Brief >>
Repeat the records below exactly, leaving out any pictures.

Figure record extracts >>

● ● ● ●

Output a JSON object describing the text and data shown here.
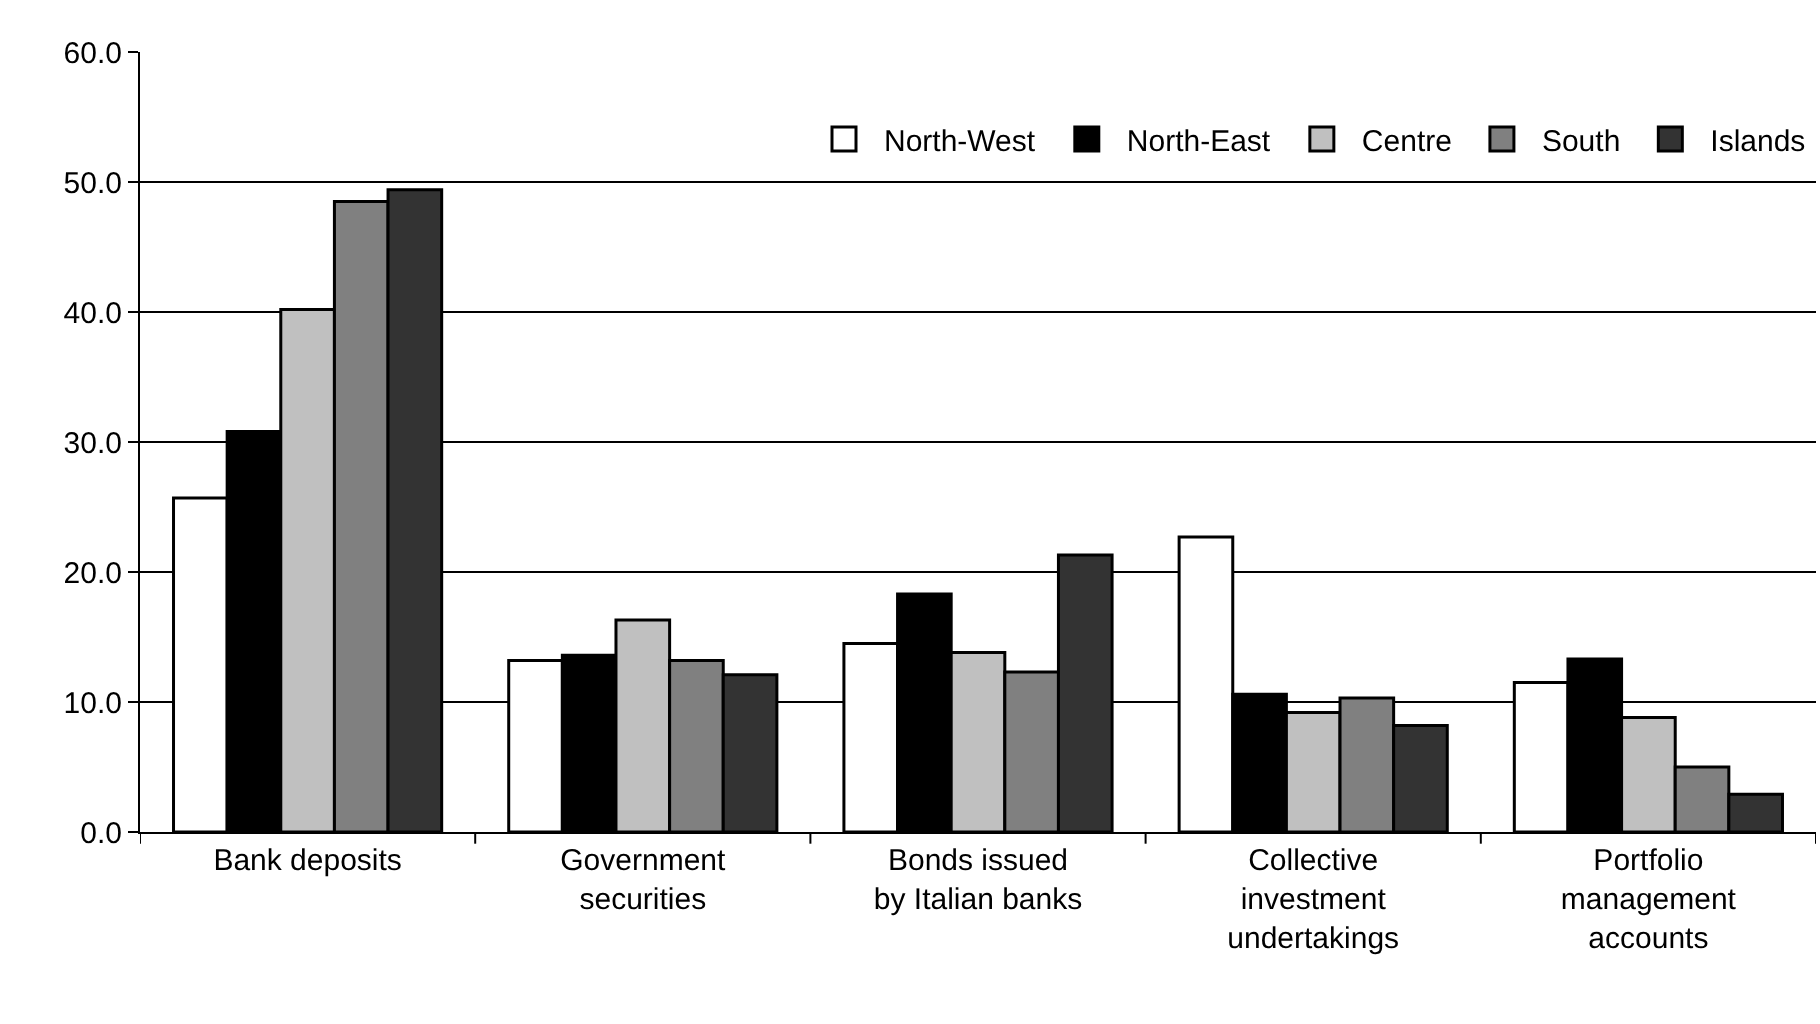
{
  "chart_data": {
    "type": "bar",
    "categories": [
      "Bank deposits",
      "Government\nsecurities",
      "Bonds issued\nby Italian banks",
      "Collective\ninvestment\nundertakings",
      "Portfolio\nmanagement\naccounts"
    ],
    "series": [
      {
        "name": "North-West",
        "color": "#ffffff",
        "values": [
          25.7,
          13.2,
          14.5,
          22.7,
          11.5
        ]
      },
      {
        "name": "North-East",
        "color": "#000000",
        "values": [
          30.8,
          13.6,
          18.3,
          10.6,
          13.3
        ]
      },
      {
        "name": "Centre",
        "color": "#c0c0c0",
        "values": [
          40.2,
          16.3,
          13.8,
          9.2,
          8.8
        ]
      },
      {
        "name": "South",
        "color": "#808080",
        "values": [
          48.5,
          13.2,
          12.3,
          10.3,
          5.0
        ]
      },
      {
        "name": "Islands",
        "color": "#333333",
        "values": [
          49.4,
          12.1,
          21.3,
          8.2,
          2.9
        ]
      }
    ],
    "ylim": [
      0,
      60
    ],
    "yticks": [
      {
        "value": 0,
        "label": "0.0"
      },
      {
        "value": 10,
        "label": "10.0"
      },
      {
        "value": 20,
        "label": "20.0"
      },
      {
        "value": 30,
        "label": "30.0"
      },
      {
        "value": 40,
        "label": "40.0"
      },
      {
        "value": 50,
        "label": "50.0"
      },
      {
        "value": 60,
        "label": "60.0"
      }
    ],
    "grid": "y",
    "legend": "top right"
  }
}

● ● ● ●

Correct output >>
Output a JSON object describing the text and data shown here.
{
  "chart_data": {
    "type": "bar",
    "categories": [
      "Bank deposits",
      "Government\nsecurities",
      "Bonds issued\nby Italian banks",
      "Collective\ninvestment\nundertakings",
      "Portfolio\nmanagement\naccounts"
    ],
    "series": [
      {
        "name": "North-West",
        "color": "#ffffff",
        "values": [
          25.7,
          13.2,
          14.5,
          22.7,
          11.5
        ]
      },
      {
        "name": "North-East",
        "color": "#000000",
        "values": [
          30.8,
          13.6,
          18.3,
          10.6,
          13.3
        ]
      },
      {
        "name": "Centre",
        "color": "#c0c0c0",
        "values": [
          40.2,
          16.3,
          13.8,
          9.2,
          8.8
        ]
      },
      {
        "name": "South",
        "color": "#808080",
        "values": [
          48.5,
          13.2,
          12.3,
          10.3,
          5.0
        ]
      },
      {
        "name": "Islands",
        "color": "#333333",
        "values": [
          49.4,
          12.1,
          21.3,
          8.2,
          2.9
        ]
      }
    ],
    "ylim": [
      0,
      60
    ],
    "yticks": [
      {
        "value": 0,
        "label": "0.0"
      },
      {
        "value": 10,
        "label": "10.0"
      },
      {
        "value": 20,
        "label": "20.0"
      },
      {
        "value": 30,
        "label": "30.0"
      },
      {
        "value": 40,
        "label": "40.0"
      },
      {
        "value": 50,
        "label": "50.0"
      },
      {
        "value": 60,
        "label": "60.0"
      }
    ],
    "grid": "y",
    "legend": "top right"
  }
}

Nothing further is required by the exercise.